EXCERPTED DATA:
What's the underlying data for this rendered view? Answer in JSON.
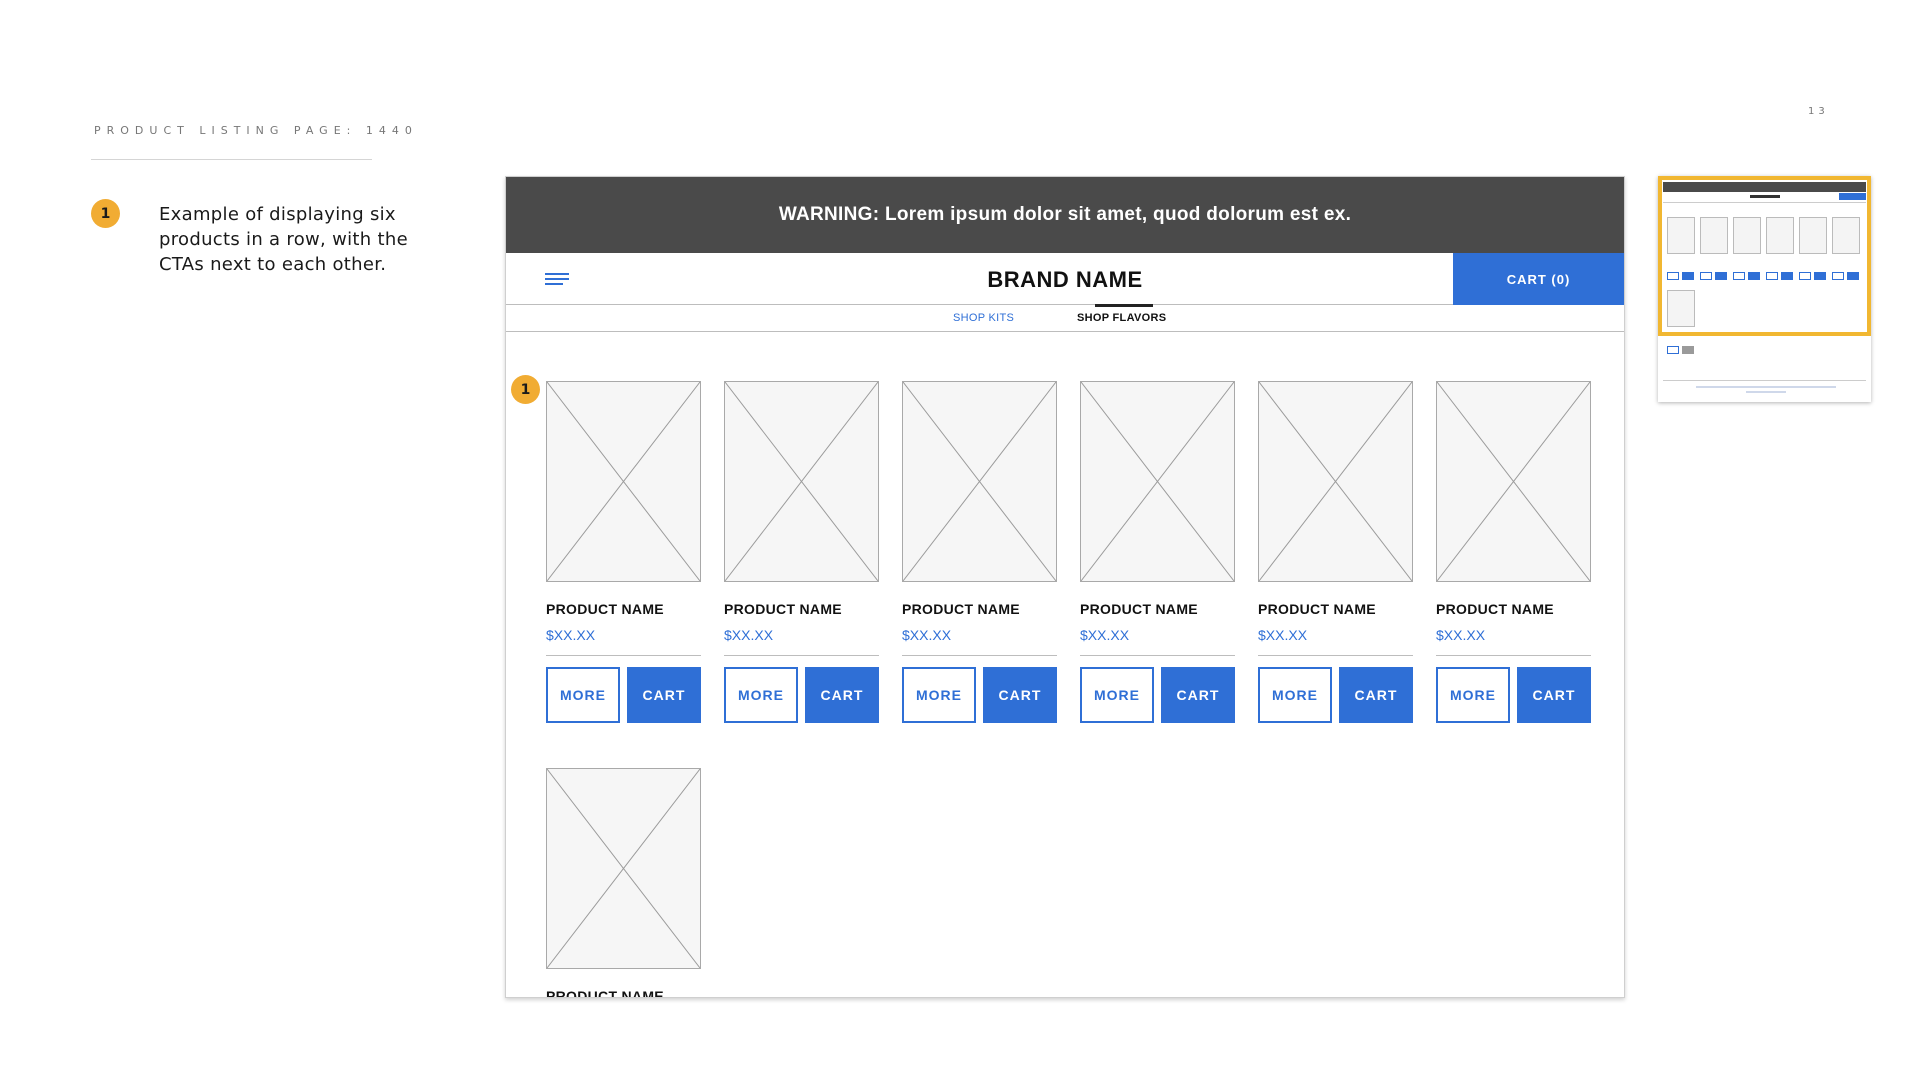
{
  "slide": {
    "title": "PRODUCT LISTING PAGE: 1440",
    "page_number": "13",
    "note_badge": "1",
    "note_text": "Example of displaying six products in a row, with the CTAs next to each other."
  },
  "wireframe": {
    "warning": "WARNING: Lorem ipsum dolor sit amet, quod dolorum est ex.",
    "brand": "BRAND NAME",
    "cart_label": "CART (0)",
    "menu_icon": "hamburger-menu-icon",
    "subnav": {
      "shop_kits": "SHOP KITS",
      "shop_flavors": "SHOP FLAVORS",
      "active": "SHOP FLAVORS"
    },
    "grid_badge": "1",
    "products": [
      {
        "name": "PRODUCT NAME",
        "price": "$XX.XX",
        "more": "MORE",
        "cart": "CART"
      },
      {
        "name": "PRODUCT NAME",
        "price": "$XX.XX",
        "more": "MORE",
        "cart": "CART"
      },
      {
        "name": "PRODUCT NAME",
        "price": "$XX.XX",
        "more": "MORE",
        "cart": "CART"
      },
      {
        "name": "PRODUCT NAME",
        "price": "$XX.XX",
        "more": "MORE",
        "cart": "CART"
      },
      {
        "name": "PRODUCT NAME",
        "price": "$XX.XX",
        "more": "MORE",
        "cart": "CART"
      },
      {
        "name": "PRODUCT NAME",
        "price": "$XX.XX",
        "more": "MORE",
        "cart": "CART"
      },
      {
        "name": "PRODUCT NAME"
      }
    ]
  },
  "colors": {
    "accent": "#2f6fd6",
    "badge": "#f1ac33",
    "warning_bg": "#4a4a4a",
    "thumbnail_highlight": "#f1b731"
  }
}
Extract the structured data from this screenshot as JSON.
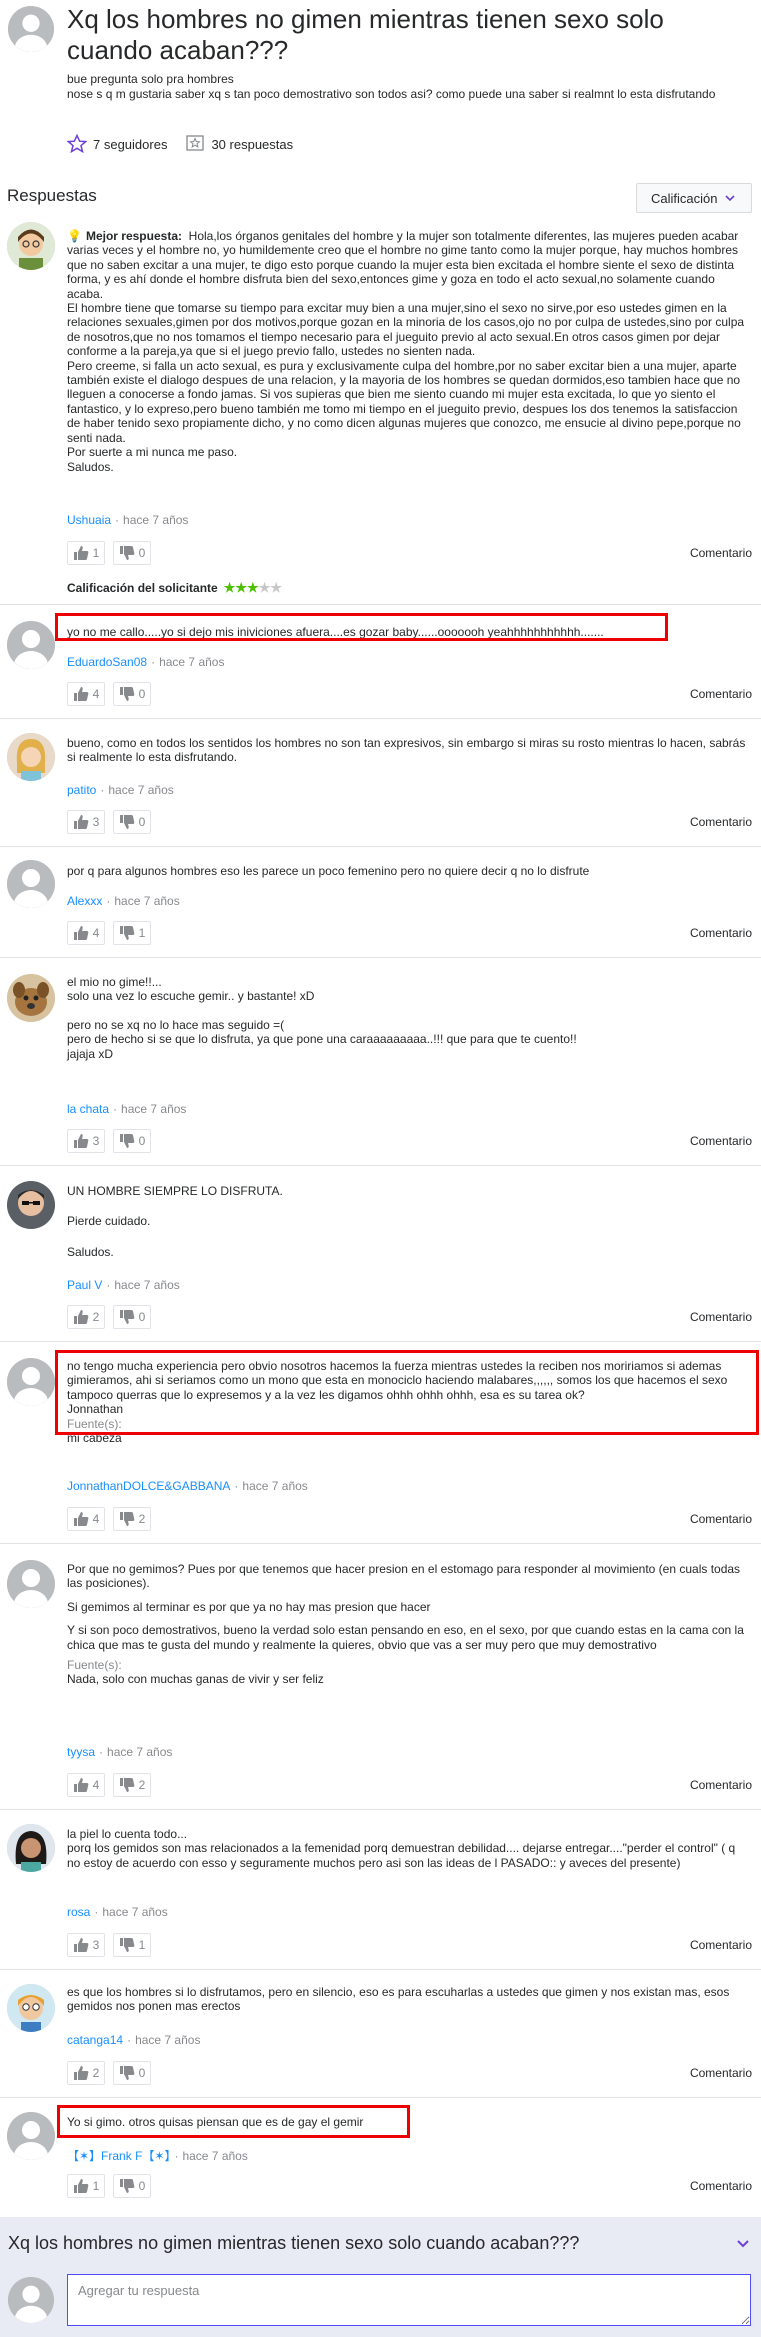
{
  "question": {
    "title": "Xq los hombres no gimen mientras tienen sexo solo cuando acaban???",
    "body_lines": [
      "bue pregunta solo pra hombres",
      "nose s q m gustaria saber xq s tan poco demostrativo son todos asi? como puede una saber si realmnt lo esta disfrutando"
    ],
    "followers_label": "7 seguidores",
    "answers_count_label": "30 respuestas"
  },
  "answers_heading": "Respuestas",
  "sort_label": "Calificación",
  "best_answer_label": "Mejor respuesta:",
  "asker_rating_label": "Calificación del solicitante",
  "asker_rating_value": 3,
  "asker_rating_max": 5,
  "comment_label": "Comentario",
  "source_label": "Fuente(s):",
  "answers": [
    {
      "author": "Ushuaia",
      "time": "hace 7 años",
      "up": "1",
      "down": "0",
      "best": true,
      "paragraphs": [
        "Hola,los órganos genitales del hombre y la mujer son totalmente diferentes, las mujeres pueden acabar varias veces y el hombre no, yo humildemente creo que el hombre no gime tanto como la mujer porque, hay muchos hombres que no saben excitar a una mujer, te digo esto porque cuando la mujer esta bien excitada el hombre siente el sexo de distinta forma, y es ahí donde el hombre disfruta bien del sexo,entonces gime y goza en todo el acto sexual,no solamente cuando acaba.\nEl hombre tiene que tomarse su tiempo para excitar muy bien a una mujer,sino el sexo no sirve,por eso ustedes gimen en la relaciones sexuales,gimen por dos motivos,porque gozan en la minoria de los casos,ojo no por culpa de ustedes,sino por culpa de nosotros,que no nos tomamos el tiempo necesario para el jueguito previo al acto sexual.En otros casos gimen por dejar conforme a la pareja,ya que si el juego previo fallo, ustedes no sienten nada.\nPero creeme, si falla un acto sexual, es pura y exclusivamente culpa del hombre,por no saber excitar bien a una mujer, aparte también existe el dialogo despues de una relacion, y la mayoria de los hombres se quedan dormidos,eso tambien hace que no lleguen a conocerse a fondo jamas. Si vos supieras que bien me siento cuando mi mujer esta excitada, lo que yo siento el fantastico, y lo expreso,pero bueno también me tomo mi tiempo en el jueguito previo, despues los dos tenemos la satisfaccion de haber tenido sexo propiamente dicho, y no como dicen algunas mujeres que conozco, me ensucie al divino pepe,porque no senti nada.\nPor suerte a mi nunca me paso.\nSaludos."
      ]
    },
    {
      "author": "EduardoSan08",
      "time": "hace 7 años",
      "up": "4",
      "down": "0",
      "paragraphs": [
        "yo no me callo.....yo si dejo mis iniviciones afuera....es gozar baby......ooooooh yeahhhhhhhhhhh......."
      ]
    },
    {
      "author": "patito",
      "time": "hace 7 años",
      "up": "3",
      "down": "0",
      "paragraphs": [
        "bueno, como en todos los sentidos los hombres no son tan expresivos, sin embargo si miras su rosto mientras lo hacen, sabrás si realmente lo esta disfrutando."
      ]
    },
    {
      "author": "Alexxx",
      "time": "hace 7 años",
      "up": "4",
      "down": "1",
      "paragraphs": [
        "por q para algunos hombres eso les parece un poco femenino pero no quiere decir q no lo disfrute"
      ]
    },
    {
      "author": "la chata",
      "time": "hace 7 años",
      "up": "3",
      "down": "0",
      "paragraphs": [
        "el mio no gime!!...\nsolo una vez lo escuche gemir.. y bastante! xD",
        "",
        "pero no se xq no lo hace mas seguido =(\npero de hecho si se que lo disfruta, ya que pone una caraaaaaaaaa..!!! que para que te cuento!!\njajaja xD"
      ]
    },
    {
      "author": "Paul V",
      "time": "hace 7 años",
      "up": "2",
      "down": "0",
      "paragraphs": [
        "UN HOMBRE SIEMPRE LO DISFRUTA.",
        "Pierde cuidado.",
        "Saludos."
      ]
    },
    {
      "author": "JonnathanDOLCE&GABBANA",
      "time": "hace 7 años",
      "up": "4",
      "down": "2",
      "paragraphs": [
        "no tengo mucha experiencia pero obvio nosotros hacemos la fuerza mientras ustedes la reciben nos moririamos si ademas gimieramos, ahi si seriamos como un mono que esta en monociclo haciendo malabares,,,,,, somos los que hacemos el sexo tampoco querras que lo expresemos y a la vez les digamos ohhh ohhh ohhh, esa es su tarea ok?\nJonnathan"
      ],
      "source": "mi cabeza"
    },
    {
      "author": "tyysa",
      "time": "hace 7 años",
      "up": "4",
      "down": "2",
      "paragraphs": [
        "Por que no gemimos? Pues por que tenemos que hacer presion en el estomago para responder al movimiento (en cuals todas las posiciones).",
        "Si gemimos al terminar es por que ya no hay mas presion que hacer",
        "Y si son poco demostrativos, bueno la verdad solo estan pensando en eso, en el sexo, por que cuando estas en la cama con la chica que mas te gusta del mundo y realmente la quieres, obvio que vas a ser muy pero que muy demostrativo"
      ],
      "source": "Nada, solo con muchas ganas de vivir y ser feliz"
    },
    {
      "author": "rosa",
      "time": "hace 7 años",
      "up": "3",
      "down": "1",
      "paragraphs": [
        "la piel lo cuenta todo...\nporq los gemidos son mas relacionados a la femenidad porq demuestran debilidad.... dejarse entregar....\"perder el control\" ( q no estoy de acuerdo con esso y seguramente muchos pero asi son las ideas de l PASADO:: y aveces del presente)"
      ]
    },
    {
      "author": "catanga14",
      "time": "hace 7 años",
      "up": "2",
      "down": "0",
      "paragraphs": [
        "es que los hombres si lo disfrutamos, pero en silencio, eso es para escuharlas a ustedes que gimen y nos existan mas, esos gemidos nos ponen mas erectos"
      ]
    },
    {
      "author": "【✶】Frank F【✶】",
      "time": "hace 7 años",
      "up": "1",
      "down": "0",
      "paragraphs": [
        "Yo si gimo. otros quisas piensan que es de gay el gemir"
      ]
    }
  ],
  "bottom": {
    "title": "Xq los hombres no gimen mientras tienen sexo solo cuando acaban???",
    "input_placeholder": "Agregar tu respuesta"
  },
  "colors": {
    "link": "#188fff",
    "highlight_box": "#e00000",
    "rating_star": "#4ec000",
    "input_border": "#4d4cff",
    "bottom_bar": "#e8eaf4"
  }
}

AIM: Your answer should be one number: how many lines in the material above contain the string "author".

EXPECTED ANSWER: 11